**EXERCISE REQUIREMENTS**
Copy out the lines that include the word "عليه".

○ ○ ○ ○ ○

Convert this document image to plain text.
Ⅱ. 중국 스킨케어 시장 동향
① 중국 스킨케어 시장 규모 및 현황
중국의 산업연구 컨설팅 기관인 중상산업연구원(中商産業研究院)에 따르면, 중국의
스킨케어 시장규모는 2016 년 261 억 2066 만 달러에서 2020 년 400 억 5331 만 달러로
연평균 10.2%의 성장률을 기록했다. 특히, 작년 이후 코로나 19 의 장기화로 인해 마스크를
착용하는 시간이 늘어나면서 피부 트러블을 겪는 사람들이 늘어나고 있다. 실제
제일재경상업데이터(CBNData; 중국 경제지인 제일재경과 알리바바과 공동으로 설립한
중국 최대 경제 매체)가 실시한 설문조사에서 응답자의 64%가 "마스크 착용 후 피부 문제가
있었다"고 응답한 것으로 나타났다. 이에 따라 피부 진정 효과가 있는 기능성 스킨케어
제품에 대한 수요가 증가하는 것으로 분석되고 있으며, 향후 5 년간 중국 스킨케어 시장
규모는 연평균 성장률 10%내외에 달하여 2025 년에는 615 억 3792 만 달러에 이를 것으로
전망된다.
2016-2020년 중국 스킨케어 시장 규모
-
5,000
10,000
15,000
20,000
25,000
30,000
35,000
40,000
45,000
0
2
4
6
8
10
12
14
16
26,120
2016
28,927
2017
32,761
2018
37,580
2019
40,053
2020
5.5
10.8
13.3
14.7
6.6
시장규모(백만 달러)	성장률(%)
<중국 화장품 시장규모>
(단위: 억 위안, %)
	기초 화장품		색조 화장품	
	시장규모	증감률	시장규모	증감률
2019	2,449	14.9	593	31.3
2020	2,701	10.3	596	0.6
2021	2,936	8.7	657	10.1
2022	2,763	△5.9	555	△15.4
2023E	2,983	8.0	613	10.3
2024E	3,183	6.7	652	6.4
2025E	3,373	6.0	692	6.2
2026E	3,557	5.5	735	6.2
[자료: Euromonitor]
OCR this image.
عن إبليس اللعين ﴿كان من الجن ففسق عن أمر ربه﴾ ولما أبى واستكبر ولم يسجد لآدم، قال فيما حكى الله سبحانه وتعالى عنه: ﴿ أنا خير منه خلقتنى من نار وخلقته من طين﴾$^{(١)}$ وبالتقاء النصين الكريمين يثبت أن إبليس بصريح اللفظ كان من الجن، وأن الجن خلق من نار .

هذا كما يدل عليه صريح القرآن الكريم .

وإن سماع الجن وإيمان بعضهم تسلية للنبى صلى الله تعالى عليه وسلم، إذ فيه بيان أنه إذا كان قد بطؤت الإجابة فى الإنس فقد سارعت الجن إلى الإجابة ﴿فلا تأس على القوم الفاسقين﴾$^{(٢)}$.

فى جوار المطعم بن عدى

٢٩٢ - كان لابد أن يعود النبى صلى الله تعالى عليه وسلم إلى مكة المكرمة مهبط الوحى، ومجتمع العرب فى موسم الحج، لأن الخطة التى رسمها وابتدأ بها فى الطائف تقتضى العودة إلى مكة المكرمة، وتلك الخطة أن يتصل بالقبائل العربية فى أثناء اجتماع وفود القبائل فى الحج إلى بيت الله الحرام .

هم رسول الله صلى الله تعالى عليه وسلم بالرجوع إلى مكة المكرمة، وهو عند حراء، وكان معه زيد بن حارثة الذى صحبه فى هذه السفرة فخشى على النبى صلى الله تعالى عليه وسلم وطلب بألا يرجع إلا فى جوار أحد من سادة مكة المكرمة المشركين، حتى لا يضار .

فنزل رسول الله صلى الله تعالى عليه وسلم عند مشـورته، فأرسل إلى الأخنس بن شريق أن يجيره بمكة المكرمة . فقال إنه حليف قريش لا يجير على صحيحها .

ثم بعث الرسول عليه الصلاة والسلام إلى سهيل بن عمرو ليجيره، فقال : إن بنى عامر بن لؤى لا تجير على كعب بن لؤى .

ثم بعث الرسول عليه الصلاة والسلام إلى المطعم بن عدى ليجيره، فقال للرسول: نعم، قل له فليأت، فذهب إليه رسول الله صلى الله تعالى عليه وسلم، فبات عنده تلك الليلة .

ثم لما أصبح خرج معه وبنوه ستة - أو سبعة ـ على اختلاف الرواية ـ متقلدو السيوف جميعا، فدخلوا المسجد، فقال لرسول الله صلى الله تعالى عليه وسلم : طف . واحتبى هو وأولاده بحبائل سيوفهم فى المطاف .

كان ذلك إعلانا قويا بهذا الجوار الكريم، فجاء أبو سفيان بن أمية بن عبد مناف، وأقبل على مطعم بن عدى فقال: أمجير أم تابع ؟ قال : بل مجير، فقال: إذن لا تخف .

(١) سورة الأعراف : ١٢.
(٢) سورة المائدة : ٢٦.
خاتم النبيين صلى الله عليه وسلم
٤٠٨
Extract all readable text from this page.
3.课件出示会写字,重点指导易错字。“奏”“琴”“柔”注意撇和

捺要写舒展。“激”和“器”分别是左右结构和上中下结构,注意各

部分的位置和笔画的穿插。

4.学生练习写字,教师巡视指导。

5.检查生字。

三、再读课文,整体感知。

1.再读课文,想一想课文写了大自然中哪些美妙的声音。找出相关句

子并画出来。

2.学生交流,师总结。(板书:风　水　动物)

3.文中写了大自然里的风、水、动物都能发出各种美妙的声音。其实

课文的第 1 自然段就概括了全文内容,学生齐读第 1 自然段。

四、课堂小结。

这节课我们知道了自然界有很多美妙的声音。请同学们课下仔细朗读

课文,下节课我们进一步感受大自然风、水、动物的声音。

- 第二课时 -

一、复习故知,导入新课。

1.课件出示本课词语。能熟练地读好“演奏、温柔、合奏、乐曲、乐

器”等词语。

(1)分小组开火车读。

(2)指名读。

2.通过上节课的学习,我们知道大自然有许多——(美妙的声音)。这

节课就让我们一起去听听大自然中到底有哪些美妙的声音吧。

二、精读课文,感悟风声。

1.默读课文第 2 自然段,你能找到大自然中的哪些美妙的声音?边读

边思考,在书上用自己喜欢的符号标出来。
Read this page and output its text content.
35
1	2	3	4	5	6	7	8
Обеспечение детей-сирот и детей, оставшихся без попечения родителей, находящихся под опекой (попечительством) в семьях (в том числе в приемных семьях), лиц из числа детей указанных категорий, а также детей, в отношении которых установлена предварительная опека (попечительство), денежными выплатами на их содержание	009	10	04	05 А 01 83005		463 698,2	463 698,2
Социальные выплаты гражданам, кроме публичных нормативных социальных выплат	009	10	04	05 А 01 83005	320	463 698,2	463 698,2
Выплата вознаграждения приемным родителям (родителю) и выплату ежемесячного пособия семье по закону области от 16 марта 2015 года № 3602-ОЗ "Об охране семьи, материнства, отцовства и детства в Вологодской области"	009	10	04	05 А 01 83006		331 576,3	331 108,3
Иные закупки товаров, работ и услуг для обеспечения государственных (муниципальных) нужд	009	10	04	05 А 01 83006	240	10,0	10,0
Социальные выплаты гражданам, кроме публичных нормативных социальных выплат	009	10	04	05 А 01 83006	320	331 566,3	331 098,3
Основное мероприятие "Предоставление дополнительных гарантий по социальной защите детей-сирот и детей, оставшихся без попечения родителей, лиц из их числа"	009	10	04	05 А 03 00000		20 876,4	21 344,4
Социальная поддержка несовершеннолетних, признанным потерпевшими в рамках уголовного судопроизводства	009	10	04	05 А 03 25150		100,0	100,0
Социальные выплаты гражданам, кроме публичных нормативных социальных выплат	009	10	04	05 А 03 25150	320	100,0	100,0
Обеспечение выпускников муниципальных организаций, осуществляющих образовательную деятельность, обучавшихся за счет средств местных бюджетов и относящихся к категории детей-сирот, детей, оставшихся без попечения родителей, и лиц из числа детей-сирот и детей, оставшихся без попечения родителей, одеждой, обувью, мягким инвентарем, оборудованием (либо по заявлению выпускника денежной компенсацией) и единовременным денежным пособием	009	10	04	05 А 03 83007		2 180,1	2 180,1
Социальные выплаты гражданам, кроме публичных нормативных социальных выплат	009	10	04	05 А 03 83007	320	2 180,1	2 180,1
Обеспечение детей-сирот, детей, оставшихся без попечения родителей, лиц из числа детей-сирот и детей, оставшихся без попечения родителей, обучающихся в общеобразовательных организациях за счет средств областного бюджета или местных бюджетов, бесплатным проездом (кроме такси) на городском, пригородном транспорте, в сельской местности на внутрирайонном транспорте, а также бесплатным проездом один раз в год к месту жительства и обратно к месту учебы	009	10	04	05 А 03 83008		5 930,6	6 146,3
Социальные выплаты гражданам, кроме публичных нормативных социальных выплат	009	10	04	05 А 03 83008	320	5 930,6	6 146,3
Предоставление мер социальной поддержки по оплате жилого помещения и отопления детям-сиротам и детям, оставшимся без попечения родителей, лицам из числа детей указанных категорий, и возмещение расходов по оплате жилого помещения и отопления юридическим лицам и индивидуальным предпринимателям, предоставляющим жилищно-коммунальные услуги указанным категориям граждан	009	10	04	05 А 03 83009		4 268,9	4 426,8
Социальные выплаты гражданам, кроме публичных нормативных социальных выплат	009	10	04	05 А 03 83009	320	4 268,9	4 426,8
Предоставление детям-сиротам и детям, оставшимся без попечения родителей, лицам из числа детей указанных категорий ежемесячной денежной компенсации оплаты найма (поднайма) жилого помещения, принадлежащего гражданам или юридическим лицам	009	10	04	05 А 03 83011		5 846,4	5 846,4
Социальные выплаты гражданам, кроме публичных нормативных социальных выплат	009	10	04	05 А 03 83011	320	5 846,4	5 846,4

○ ○ ○ ○ ○

**FINISHED TASK**
هذا كما يدل عليه صريح القرآن الكريم .
وإن سماع الجن وإيمان بعضهم تسلية للنبى صلى الله تعالى عليه وسلم، إذ فيه بيان أنه إذا كان قد بطؤت الإجابة فى الإنس فقد سارعت الجن إلى الإجابة ﴿فلا تأس على القوم الفاسقين﴾$^{(٢)}$.
٢٩٢ - كان لابد أن يعود النبى صلى الله تعالى عليه وسلم إلى مكة المكرمة مهبط الوحى، ومجتمع العرب فى موسم الحج، لأن الخطة التى رسمها وابتدأ بها فى الطائف تقتضى العودة إلى مكة المكرمة، وتلك الخطة أن يتصل بالقبائل العربية فى أثناء اجتماع وفود القبائل فى الحج إلى بيت الله الحرام .
هم رسول الله صلى الله تعالى عليه وسلم بالرجوع إلى مكة المكرمة، وهو عند حراء، وكان معه زيد بن حارثة الذى صحبه فى هذه السفرة فخشى على النبى صلى الله تعالى عليه وسلم وطلب بألا يرجع إلا فى جوار أحد من سادة مكة المكرمة المشركين، حتى لا يضار .
فنزل رسول الله صلى الله تعالى عليه وسلم عند مشـورته، فأرسل إلى الأخنس بن شريق أن يجيره بمكة المكرمة . فقال إنه حليف قريش لا يجير على صحيحها .
ثم بعث الرسول عليه الصلاة والسلام إلى سهيل بن عمرو ليجيره، فقال : إن بنى عامر بن لؤى لا تجير على كعب بن لؤى .
ثم بعث الرسول عليه الصلاة والسلام إلى المطعم بن عدى ليجيره، فقال للرسول: نعم، قل له فليأت، فذهب إليه رسول الله صلى الله تعالى عليه وسلم، فبات عنده تلك الليلة .
ثم لما أصبح خرج معه وبنوه ستة - أو سبعة ـ على اختلاف الرواية ـ متقلدو السيوف جميعا، فدخلوا المسجد، فقال لرسول الله صلى الله تعالى عليه وسلم : طف . واحتبى هو وأولاده بحبائل سيوفهم فى المطاف .
خاتم النبيين صلى الله عليه وسلم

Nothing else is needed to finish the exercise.